#### [JOB]
Transcribe every line, keeping it exact.

#### [SUPPLIED RECORDS]
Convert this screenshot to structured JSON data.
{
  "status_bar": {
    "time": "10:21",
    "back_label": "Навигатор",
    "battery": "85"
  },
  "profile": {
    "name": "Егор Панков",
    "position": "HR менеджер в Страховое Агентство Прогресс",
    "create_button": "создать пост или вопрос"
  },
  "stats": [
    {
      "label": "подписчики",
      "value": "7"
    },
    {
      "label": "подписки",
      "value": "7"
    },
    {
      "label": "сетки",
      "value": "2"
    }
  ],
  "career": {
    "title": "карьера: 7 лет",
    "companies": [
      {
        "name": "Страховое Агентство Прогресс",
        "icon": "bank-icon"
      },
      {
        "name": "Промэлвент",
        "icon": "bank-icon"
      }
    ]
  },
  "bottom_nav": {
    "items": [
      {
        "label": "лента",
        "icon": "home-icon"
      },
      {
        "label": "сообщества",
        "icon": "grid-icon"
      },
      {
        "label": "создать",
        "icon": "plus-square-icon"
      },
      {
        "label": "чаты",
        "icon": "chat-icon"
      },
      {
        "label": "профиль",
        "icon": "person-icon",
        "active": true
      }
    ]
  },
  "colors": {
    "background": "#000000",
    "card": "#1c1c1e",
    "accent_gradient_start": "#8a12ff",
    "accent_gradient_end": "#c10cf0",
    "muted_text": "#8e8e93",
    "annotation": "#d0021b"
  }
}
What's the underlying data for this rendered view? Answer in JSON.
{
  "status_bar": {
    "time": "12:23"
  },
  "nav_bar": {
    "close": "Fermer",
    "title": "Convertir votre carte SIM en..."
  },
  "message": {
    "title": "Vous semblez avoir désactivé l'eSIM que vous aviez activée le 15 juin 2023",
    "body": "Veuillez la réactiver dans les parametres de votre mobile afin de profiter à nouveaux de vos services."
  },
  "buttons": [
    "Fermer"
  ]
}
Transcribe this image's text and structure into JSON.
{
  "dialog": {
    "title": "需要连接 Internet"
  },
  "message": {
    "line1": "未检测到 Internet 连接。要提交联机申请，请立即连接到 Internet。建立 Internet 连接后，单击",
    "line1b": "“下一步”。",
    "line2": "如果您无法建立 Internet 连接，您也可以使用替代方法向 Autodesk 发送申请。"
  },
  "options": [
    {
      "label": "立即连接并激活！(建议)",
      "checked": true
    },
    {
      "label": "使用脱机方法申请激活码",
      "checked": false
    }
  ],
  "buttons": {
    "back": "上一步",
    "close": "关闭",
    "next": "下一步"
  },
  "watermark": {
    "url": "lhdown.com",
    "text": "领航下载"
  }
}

#### [EXPECTED ANSWER]
Convert this screenshot to structured JSON data.
{
  "status_bar": {
    "time": "10:21",
    "back_label": "Навигатор",
    "battery": "85"
  },
  "profile": {
    "name": "Егор Панков",
    "position": "HR менеджер в Страховое Агентство Прогресс",
    "create_button": "создать пост или вопрос"
  },
  "stats": [
    {
      "label": "подписчики",
      "value": "7"
    },
    {
      "label": "подписки",
      "value": "7"
    },
    {
      "label": "сетки",
      "value": "2"
    }
  ],
  "career": {
    "title": "карьера: 7 лет",
    "companies": [
      {
        "name": "Страховое Агентство Прогресс",
        "icon": "bank-icon"
      },
      {
        "name": "Промэлвент",
        "icon": "bank-icon"
      }
    ]
  },
  "bottom_nav": {
    "items": [
      {
        "label": "лента",
        "icon": "home-icon"
      },
      {
        "label": "сообщества",
        "icon": "grid-icon"
      },
      {
        "label": "создать",
        "icon": "plus-square-icon"
      },
      {
        "label": "чаты",
        "icon": "chat-icon"
      },
      {
        "label": "профиль",
        "icon": "person-icon",
        "active": true
      }
    ]
  },
  "colors": {
    "background": "#000000",
    "card": "#1c1c1e",
    "accent_gradient_start": "#8a12ff",
    "accent_gradient_end": "#c10cf0",
    "muted_text": "#8e8e93",
    "annotation": "#d0021b"
  }
}
What's the underlying data for this rendered view? Answer in JSON.
{
  "status_bar": {
    "time": "12:23"
  },
  "nav_bar": {
    "close": "Fermer",
    "title": "Convertir votre carte SIM en..."
  },
  "message": {
    "title": "Vous semblez avoir désactivé l'eSIM que vous aviez activée le 15 juin 2023",
    "body": "Veuillez la réactiver dans les parametres de votre mobile afin de profiter à nouveaux de vos services."
  },
  "buttons": [
    "Fermer"
  ]
}
Transcribe this image's text and structure into JSON.
{
  "dialog": {
    "title": "需要连接 Internet"
  },
  "message": {
    "line1": "未检测到 Internet 连接。要提交联机申请，请立即连接到 Internet。建立 Internet 连接后，单击",
    "line1b": "“下一步”。",
    "line2": "如果您无法建立 Internet 连接，您也可以使用替代方法向 Autodesk 发送申请。"
  },
  "options": [
    {
      "label": "立即连接并激活！(建议)",
      "checked": true
    },
    {
      "label": "使用脱机方法申请激活码",
      "checked": false
    }
  ],
  "buttons": {
    "back": "上一步",
    "close": "关闭",
    "next": "下一步"
  },
  "watermark": {
    "url": "lhdown.com",
    "text": "领航下载"
  }
}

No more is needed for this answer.